- [YOUR GOAL]
Below are some records. Count the lines with "this" in them and give nothing but the total.

- [EXERCISE MATERIAL]
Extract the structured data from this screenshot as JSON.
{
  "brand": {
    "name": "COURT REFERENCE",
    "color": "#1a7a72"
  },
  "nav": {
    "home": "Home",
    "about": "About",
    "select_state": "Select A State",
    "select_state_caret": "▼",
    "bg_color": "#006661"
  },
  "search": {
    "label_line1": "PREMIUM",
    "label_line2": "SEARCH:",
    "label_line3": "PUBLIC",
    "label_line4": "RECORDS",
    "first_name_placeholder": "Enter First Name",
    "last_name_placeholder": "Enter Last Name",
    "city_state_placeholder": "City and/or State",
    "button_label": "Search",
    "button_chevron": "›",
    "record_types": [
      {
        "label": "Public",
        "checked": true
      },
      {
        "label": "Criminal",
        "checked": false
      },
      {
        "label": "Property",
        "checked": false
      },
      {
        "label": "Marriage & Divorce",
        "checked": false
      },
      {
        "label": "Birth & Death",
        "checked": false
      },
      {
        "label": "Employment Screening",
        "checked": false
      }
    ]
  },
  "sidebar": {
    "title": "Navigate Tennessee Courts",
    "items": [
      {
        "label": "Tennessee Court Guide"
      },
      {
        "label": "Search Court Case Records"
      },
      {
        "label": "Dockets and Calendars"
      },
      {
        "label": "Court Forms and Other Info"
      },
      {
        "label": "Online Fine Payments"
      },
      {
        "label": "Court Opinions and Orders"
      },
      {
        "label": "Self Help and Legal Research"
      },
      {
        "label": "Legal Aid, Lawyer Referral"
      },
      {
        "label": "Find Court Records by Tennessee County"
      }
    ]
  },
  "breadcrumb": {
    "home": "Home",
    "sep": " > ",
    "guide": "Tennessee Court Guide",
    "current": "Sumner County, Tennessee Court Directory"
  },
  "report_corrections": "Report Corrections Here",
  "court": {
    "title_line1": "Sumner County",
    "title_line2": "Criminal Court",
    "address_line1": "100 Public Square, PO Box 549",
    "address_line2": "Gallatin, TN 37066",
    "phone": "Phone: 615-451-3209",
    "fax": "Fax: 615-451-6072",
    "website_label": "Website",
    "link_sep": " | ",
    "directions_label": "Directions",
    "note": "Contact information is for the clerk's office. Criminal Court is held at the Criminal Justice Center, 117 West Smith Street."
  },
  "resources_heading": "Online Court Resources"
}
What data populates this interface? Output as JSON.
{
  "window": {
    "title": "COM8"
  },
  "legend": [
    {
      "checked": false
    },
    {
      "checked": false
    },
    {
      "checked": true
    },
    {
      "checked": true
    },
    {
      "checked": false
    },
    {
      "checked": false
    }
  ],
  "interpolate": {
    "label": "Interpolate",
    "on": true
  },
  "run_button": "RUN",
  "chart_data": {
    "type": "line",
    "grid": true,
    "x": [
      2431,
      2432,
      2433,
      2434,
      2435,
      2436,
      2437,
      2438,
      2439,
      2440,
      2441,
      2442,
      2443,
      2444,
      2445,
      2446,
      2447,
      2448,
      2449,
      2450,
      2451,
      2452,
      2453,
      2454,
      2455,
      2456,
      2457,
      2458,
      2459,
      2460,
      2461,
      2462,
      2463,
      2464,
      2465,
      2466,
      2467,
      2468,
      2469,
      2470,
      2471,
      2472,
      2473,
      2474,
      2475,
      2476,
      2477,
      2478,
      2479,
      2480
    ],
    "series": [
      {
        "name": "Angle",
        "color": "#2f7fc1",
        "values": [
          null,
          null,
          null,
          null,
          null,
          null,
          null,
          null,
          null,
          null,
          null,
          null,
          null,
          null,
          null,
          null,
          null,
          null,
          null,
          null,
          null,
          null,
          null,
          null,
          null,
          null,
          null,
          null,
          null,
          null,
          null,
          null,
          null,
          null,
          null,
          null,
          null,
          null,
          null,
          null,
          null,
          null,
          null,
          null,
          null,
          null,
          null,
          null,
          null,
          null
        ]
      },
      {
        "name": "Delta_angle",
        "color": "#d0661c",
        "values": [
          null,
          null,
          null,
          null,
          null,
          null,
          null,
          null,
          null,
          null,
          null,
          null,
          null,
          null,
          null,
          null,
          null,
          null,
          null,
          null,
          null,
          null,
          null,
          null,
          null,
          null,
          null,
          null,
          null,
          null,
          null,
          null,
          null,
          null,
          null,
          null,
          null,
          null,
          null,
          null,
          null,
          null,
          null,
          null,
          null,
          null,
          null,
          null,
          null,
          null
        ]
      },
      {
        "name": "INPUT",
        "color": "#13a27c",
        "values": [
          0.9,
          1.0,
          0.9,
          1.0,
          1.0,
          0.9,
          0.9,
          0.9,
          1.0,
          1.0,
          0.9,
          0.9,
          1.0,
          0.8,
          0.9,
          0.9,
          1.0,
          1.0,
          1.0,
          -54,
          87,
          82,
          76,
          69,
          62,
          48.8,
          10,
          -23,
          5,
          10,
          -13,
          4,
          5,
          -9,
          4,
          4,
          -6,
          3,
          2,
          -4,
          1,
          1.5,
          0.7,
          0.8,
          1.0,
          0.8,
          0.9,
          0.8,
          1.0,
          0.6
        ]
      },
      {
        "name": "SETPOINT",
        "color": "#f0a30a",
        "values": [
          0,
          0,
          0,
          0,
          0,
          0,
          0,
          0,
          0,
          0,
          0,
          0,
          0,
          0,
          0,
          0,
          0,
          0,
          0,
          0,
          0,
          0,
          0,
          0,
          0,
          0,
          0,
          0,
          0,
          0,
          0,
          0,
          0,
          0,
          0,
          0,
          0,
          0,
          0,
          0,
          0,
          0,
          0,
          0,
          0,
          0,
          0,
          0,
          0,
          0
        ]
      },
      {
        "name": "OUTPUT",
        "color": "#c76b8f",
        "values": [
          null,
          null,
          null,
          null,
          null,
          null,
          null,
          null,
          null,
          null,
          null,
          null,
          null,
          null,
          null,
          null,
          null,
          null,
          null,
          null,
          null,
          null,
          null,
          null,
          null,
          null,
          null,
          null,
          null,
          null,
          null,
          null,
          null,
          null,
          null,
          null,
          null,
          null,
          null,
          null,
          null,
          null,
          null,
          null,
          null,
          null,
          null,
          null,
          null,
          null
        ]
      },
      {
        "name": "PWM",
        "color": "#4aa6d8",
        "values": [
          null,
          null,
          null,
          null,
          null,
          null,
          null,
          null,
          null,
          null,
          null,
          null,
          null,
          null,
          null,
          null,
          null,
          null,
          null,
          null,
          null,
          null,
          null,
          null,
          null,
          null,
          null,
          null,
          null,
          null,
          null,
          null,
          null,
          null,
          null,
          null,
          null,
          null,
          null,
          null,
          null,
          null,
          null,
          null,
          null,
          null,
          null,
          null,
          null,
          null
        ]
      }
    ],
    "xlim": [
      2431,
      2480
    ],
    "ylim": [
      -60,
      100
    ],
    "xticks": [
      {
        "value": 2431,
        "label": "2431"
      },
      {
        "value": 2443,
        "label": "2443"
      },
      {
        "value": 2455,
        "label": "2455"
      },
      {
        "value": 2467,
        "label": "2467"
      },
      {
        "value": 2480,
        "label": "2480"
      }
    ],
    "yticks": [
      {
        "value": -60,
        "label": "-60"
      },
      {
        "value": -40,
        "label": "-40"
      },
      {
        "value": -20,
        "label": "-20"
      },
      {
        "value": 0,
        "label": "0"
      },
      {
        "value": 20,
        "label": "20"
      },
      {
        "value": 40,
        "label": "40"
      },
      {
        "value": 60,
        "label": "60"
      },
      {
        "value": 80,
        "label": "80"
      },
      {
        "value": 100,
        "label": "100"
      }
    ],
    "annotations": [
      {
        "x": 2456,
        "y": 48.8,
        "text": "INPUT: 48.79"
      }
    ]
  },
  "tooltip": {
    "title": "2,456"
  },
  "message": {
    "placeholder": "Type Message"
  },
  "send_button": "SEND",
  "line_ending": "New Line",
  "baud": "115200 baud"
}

- [RESPONSE]
2